▸ **WHAT THIS TASK INVOLVES**
Going through the material below, please gather all lines with the word "name" in them.

═══ MATERIAL SHOWN

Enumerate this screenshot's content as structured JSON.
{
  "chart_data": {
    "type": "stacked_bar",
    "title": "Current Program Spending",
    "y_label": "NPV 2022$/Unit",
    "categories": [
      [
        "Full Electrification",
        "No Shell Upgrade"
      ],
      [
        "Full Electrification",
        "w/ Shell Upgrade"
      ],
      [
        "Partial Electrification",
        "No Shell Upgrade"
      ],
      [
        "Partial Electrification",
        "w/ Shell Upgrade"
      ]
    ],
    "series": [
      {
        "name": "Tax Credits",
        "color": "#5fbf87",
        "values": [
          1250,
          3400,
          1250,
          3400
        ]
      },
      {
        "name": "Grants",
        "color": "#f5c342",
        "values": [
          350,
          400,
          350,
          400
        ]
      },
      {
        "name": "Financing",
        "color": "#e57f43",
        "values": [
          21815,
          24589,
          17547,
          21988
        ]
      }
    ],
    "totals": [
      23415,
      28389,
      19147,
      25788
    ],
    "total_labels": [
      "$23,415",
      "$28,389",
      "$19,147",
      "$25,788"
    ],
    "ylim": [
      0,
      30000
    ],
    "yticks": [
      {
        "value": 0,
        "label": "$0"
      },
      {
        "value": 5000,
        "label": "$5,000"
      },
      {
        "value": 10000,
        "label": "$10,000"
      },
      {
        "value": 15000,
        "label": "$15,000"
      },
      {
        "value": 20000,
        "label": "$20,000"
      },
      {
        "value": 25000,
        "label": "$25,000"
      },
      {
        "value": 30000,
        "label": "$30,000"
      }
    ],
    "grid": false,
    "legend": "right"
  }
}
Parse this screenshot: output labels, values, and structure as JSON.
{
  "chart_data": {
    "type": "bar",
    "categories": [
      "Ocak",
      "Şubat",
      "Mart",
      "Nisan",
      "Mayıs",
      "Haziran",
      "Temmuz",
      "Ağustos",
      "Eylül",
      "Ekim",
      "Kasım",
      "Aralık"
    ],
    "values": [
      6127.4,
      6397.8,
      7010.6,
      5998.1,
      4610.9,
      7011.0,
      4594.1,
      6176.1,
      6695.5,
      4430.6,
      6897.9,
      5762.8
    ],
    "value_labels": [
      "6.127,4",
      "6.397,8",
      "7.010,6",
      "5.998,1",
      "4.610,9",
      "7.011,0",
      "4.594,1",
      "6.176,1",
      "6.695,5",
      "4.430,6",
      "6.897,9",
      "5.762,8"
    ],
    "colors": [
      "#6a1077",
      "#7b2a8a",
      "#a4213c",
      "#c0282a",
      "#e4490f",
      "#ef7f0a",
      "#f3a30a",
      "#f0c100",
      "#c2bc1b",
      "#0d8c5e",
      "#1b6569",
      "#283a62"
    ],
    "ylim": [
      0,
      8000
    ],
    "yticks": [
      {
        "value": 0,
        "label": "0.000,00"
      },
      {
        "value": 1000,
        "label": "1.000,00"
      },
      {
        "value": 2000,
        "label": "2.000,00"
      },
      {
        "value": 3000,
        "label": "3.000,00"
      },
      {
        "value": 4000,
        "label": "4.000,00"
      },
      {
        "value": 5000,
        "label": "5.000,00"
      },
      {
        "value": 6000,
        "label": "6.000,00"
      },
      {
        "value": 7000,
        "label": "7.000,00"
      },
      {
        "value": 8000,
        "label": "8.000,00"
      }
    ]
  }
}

══════
═══ MATERIAL SHOWN

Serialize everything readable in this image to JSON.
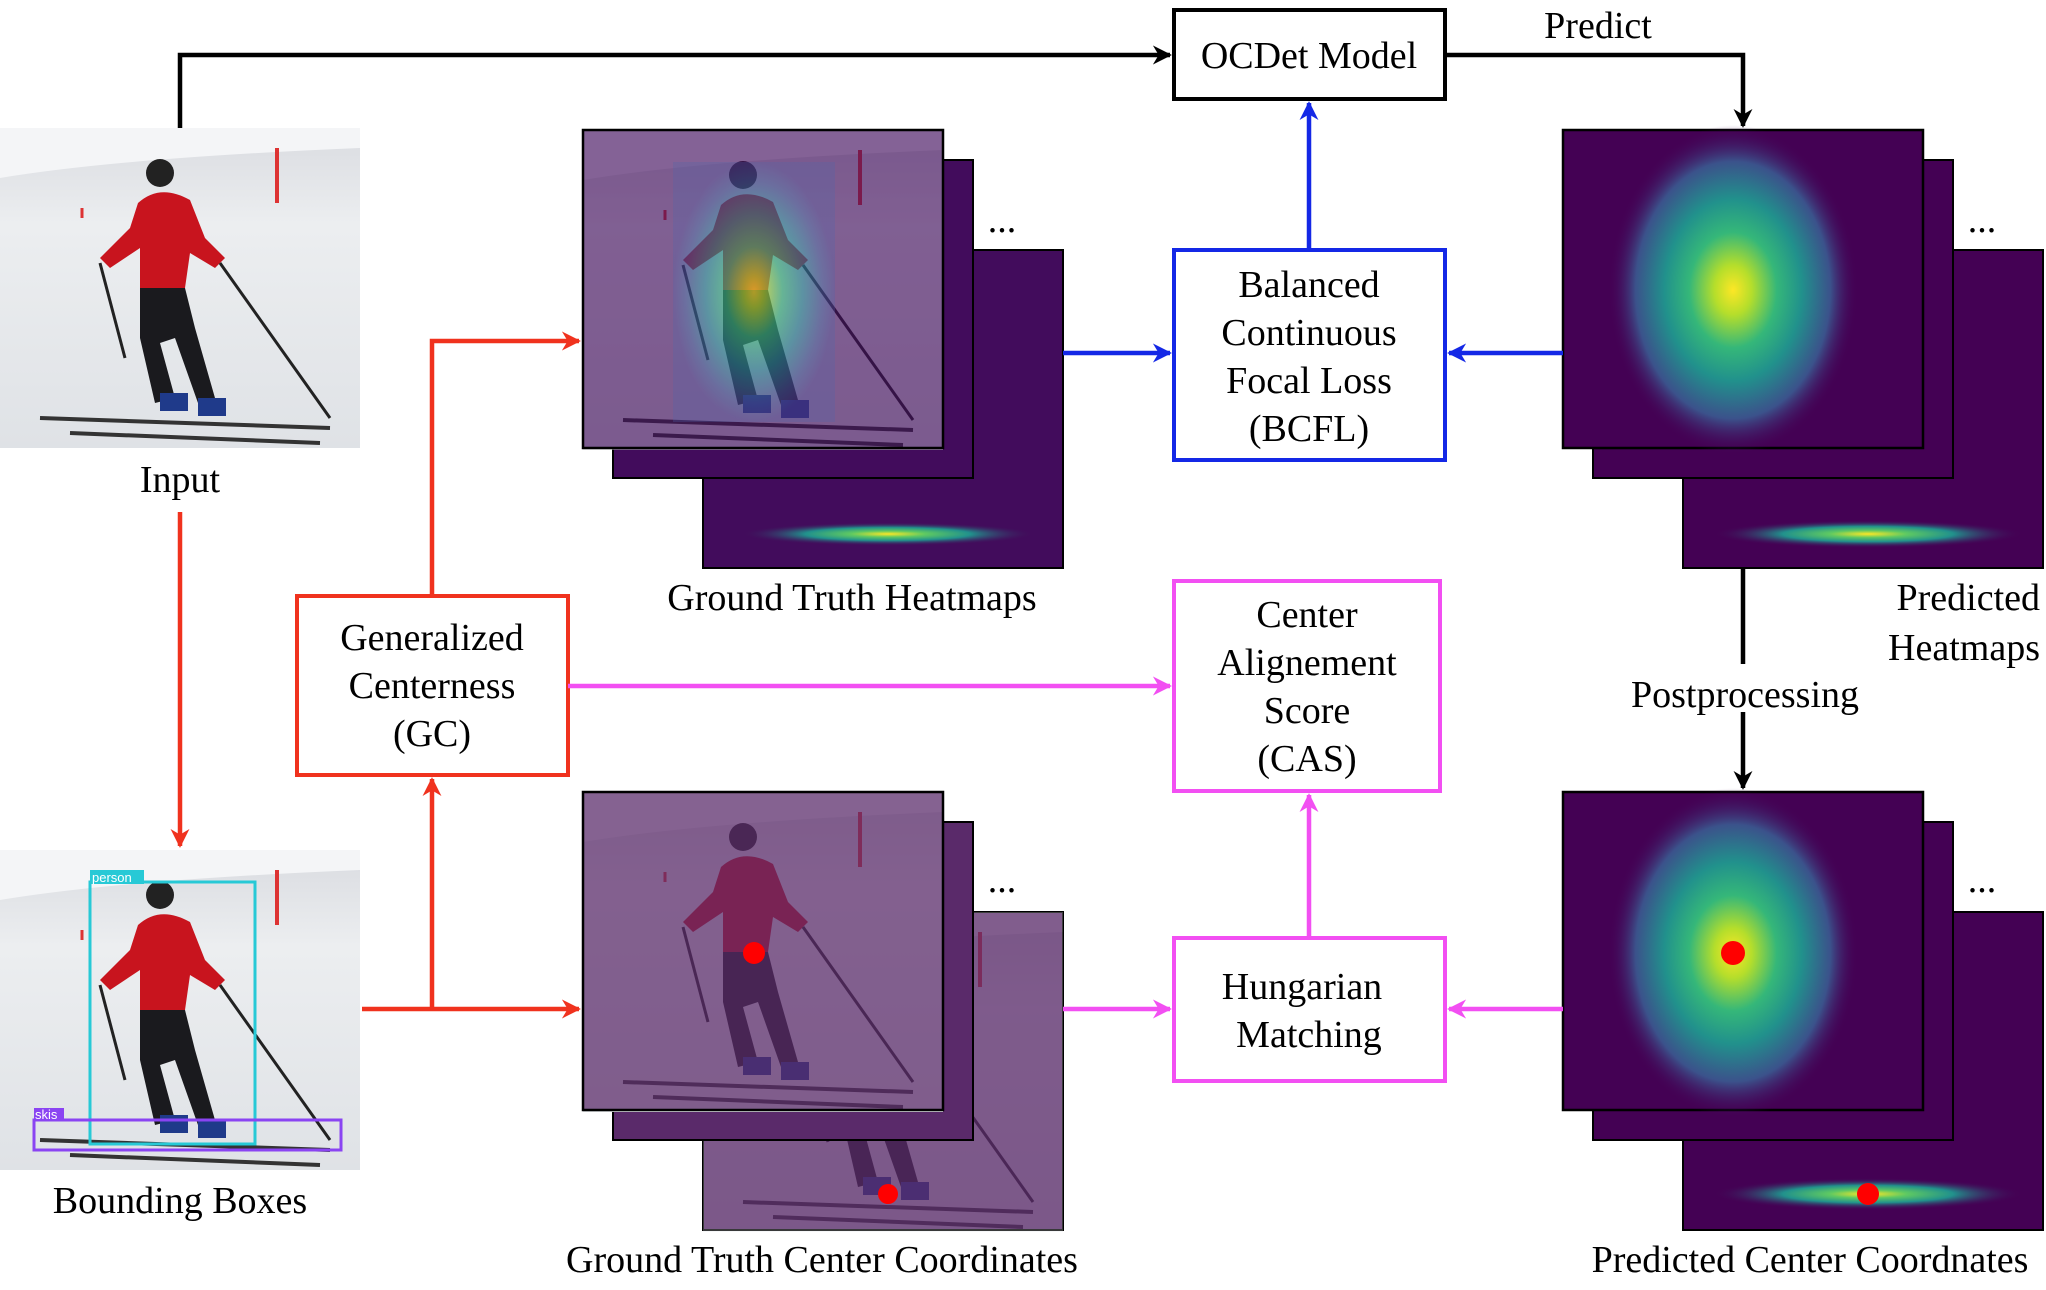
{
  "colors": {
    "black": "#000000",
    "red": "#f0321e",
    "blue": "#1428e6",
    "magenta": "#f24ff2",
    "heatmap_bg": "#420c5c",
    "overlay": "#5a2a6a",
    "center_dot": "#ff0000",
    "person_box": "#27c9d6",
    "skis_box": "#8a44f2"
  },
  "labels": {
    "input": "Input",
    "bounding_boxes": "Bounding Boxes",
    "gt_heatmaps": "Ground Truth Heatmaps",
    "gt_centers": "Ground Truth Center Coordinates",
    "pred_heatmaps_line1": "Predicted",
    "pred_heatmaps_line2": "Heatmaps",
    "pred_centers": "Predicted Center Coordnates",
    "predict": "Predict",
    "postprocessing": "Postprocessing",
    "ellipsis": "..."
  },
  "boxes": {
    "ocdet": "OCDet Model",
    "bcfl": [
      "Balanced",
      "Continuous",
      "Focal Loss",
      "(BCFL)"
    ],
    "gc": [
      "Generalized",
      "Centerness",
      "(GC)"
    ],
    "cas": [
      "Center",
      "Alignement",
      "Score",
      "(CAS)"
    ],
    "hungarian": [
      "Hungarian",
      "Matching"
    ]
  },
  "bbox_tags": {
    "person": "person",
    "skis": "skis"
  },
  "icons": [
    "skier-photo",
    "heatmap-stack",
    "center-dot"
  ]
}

══════
═══ MATERIAL SHOWN

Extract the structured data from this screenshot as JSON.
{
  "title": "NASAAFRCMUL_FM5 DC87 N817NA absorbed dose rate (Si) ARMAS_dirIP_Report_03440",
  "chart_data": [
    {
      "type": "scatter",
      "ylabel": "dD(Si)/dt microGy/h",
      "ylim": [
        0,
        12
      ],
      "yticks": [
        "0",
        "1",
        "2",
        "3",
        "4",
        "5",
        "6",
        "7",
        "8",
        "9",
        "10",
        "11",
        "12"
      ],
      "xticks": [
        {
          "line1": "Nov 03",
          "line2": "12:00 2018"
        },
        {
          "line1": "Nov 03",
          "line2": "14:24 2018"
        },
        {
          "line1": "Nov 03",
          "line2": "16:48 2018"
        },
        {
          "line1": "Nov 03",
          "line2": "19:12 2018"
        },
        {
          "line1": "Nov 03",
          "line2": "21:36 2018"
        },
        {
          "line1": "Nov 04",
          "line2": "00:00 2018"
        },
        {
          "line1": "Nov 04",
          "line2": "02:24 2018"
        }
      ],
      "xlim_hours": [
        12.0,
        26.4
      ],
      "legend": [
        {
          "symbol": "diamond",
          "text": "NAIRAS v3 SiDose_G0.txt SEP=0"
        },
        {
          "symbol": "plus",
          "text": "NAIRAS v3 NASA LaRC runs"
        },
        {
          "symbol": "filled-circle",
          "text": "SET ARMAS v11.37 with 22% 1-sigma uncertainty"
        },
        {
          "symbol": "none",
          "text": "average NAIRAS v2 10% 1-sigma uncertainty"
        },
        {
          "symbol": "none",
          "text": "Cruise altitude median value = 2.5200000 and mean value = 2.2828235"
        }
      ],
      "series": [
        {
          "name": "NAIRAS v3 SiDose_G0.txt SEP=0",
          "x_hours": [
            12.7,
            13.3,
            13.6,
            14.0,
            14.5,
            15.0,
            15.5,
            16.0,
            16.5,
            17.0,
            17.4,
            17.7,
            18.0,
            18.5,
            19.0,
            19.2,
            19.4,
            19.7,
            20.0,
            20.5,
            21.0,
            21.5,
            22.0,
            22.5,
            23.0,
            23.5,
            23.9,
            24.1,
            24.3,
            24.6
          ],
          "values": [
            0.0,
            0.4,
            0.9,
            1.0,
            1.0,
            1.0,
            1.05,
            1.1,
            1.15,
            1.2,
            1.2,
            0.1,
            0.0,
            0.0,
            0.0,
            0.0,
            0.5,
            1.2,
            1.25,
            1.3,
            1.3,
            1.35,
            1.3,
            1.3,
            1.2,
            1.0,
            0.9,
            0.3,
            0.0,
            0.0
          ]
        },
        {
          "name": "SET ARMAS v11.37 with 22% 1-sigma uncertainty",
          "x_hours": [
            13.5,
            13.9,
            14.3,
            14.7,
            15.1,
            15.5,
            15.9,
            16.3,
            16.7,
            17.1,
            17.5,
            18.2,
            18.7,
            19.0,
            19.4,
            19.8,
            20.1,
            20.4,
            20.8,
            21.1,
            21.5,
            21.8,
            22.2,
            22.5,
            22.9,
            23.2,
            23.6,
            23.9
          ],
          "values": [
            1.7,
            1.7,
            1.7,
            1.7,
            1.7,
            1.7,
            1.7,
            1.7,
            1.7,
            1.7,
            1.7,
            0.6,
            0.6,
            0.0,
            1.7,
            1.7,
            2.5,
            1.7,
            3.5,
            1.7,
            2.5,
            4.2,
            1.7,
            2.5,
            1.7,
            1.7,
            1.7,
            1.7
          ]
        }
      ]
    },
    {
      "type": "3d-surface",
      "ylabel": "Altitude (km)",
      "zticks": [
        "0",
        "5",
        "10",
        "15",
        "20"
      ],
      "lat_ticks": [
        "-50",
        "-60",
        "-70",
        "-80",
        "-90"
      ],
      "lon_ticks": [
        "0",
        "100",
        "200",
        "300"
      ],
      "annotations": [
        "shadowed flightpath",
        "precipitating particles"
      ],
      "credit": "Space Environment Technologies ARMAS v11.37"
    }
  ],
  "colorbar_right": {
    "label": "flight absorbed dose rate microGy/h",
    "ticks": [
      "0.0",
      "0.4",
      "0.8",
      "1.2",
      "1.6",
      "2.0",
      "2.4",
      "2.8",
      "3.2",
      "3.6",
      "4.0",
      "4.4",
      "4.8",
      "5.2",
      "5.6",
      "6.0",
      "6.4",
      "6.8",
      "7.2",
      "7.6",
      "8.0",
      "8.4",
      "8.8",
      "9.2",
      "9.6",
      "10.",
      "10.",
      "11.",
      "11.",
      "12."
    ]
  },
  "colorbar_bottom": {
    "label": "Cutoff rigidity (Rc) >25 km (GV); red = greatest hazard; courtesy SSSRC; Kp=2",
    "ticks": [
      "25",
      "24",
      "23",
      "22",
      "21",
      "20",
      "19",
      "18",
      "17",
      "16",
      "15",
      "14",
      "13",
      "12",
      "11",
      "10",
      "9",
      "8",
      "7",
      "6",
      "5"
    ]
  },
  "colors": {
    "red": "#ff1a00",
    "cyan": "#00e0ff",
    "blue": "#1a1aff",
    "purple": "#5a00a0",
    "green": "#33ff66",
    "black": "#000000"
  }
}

══════

▸ **RESULT OF THIS EXERCISE**
        "name": "Tax Credits",
        "name": "Grants",
        "name": "Financing",
          "name": "NAIRAS v3 SiDose_G0.txt SEP=0",
          "name": "SET ARMAS v11.37 with 22% 1-sigma uncertainty",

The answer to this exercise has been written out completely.